Data extracted from a collection:
╭──
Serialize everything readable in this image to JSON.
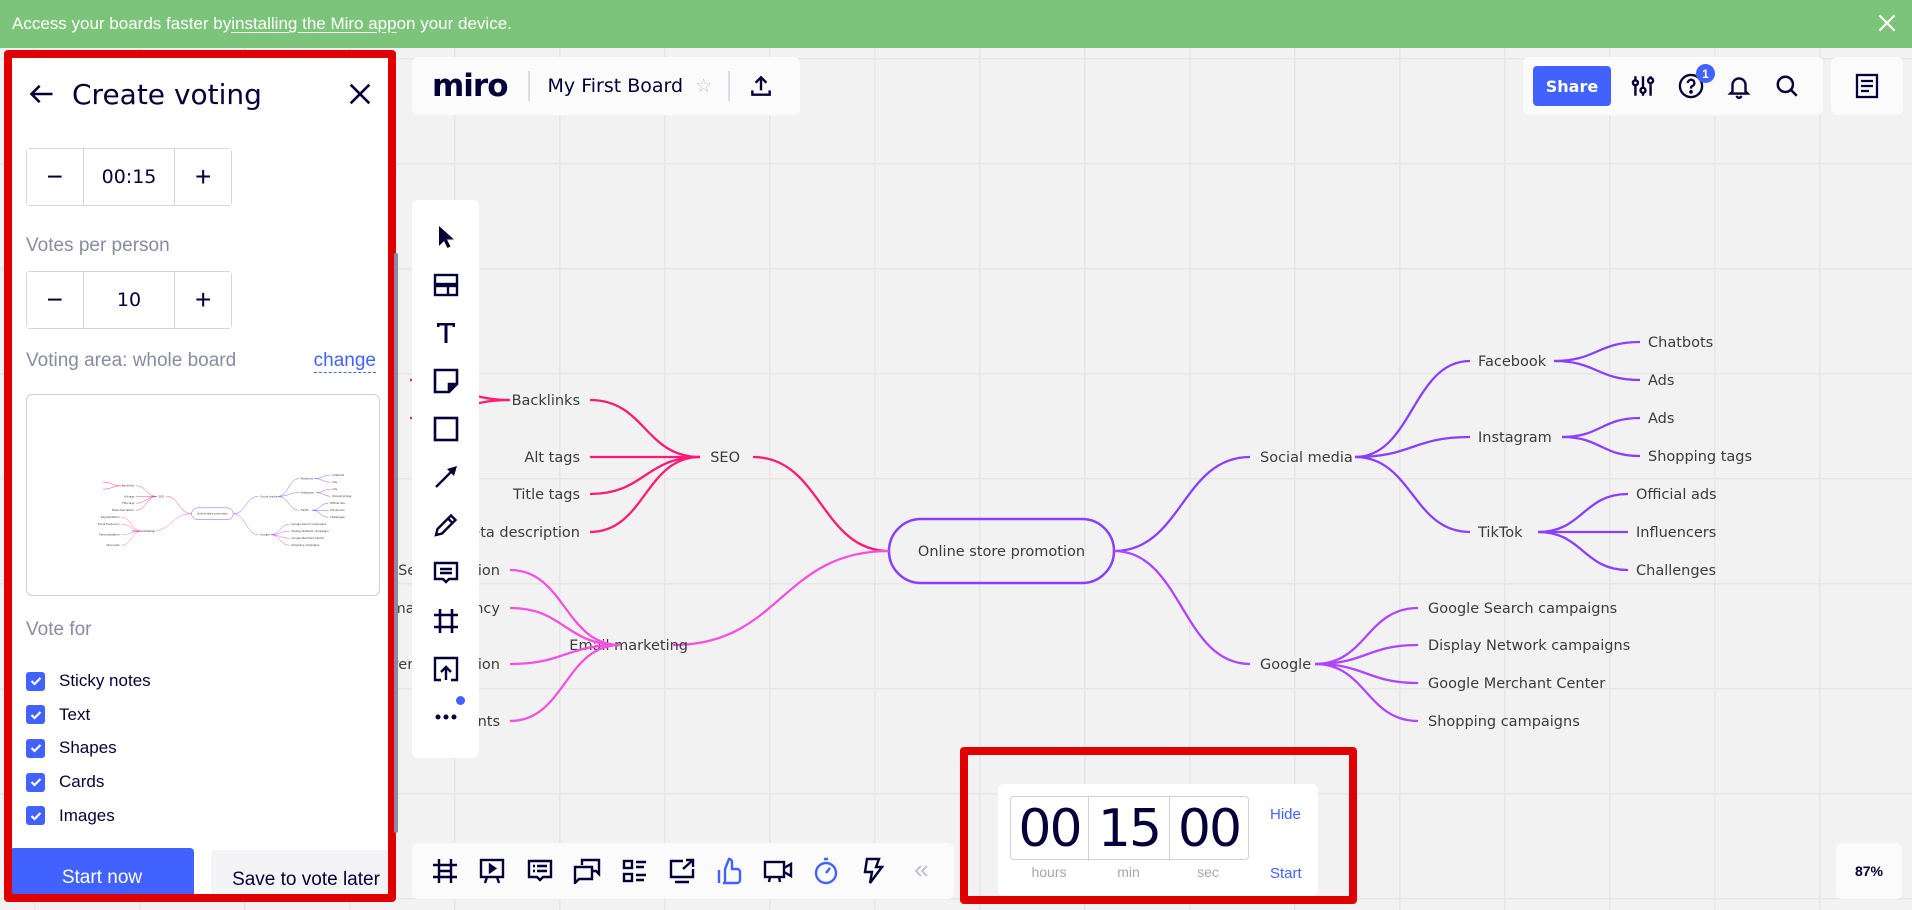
{
  "banner": {
    "text_before": "Access your boards faster by ",
    "link": "installing the Miro app",
    "text_after": " on your device.",
    "close_icon": "close-icon"
  },
  "topbar": {
    "logo": "miro",
    "board_title": "My First Board",
    "star_icon": "star-icon",
    "export_icon": "upload-icon"
  },
  "topright": {
    "share_label": "Share",
    "icons": [
      "settings-sliders-icon",
      "help-icon",
      "bell-icon",
      "search-icon"
    ],
    "help_badge": "1",
    "notes_icon": "notes-icon"
  },
  "toolbar": {
    "tools": [
      "select",
      "templates",
      "text",
      "sticky-note",
      "shape",
      "connection-line",
      "pen",
      "comment",
      "frame",
      "upload",
      "more"
    ]
  },
  "bottombar": {
    "tools": [
      "frames",
      "presentation",
      "comments-list",
      "chat",
      "cards-list",
      "share-screen",
      "voting",
      "video-call",
      "timer",
      "integrations"
    ],
    "active_tools": [
      "voting",
      "timer"
    ],
    "collapse_icon": "double-chevron-left-icon"
  },
  "timer": {
    "hours": "00",
    "minutes": "15",
    "seconds": "00",
    "hours_label": "hours",
    "minutes_label": "min",
    "seconds_label": "sec",
    "hide_label": "Hide",
    "start_label": "Start"
  },
  "zoom": {
    "level": "87%"
  },
  "voting_panel": {
    "title": "Create voting",
    "duration_value": "00:15",
    "votes_label": "Votes per person",
    "votes_value": "10",
    "area_label": "Voting area: whole board",
    "change_label": "change",
    "vote_for_label": "Vote for",
    "options": [
      {
        "label": "Sticky notes",
        "checked": true
      },
      {
        "label": "Text",
        "checked": true
      },
      {
        "label": "Shapes",
        "checked": true
      },
      {
        "label": "Cards",
        "checked": true
      },
      {
        "label": "Images",
        "checked": true
      }
    ],
    "start_label": "Start now",
    "later_label": "Save to vote later"
  },
  "mindmap": {
    "root": "Online store promotion",
    "colors": {
      "seo": "#ff1a75",
      "email": "#f550e0",
      "social": "#8a3ffc",
      "google": "#b044ff",
      "root_border": "#8a3ffc"
    },
    "left": [
      {
        "label": "SEO",
        "children": [
          "Backlinks",
          "Alt tags",
          "Title tags",
          "Meta description"
        ]
      },
      {
        "label": "Email marketing",
        "children": [
          "Segmentation",
          "Email frequency",
          "Personalization",
          "Discounts"
        ]
      }
    ],
    "right": [
      {
        "label": "Social media",
        "children": [
          {
            "label": "Facebook",
            "children": [
              "Chatbots",
              "Ads"
            ]
          },
          {
            "label": "Instagram",
            "children": [
              "Ads",
              "Shopping tags"
            ]
          },
          {
            "label": "TikTok",
            "children": [
              "Official ads",
              "Influencers",
              "Challenges"
            ]
          }
        ]
      },
      {
        "label": "Google",
        "children": [
          "Google Search campaigns",
          "Display Network campaigns",
          "Google Merchant Center",
          "Shopping campaigns"
        ]
      }
    ]
  }
}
╰──
Return all of the data exactly as written, and drop the pictures.

Serialize everything readable in this image to JSON.
{
  "banner": {
    "text_before": "Access your boards faster by ",
    "link": "installing the Miro app",
    "text_after": " on your device.",
    "close_icon": "close-icon"
  },
  "topbar": {
    "logo": "miro",
    "board_title": "My First Board",
    "star_icon": "star-icon",
    "export_icon": "upload-icon"
  },
  "topright": {
    "share_label": "Share",
    "icons": [
      "settings-sliders-icon",
      "help-icon",
      "bell-icon",
      "search-icon"
    ],
    "help_badge": "1",
    "notes_icon": "notes-icon"
  },
  "toolbar": {
    "tools": [
      "select",
      "templates",
      "text",
      "sticky-note",
      "shape",
      "connection-line",
      "pen",
      "comment",
      "frame",
      "upload",
      "more"
    ]
  },
  "bottombar": {
    "tools": [
      "frames",
      "presentation",
      "comments-list",
      "chat",
      "cards-list",
      "share-screen",
      "voting",
      "video-call",
      "timer",
      "integrations"
    ],
    "active_tools": [
      "voting",
      "timer"
    ],
    "collapse_icon": "double-chevron-left-icon"
  },
  "timer": {
    "hours": "00",
    "minutes": "15",
    "seconds": "00",
    "hours_label": "hours",
    "minutes_label": "min",
    "seconds_label": "sec",
    "hide_label": "Hide",
    "start_label": "Start"
  },
  "zoom": {
    "level": "87%"
  },
  "voting_panel": {
    "title": "Create voting",
    "duration_value": "00:15",
    "votes_label": "Votes per person",
    "votes_value": "10",
    "area_label": "Voting area: whole board",
    "change_label": "change",
    "vote_for_label": "Vote for",
    "options": [
      {
        "label": "Sticky notes",
        "checked": true
      },
      {
        "label": "Text",
        "checked": true
      },
      {
        "label": "Shapes",
        "checked": true
      },
      {
        "label": "Cards",
        "checked": true
      },
      {
        "label": "Images",
        "checked": true
      }
    ],
    "start_label": "Start now",
    "later_label": "Save to vote later"
  },
  "mindmap": {
    "root": "Online store promotion",
    "colors": {
      "seo": "#ff1a75",
      "email": "#f550e0",
      "social": "#8a3ffc",
      "google": "#b044ff",
      "root_border": "#8a3ffc"
    },
    "left": [
      {
        "label": "SEO",
        "children": [
          "Backlinks",
          "Alt tags",
          "Title tags",
          "Meta description"
        ]
      },
      {
        "label": "Email marketing",
        "children": [
          "Segmentation",
          "Email frequency",
          "Personalization",
          "Discounts"
        ]
      }
    ],
    "right": [
      {
        "label": "Social media",
        "children": [
          {
            "label": "Facebook",
            "children": [
              "Chatbots",
              "Ads"
            ]
          },
          {
            "label": "Instagram",
            "children": [
              "Ads",
              "Shopping tags"
            ]
          },
          {
            "label": "TikTok",
            "children": [
              "Official ads",
              "Influencers",
              "Challenges"
            ]
          }
        ]
      },
      {
        "label": "Google",
        "children": [
          "Google Search campaigns",
          "Display Network campaigns",
          "Google Merchant Center",
          "Shopping campaigns"
        ]
      }
    ]
  }
}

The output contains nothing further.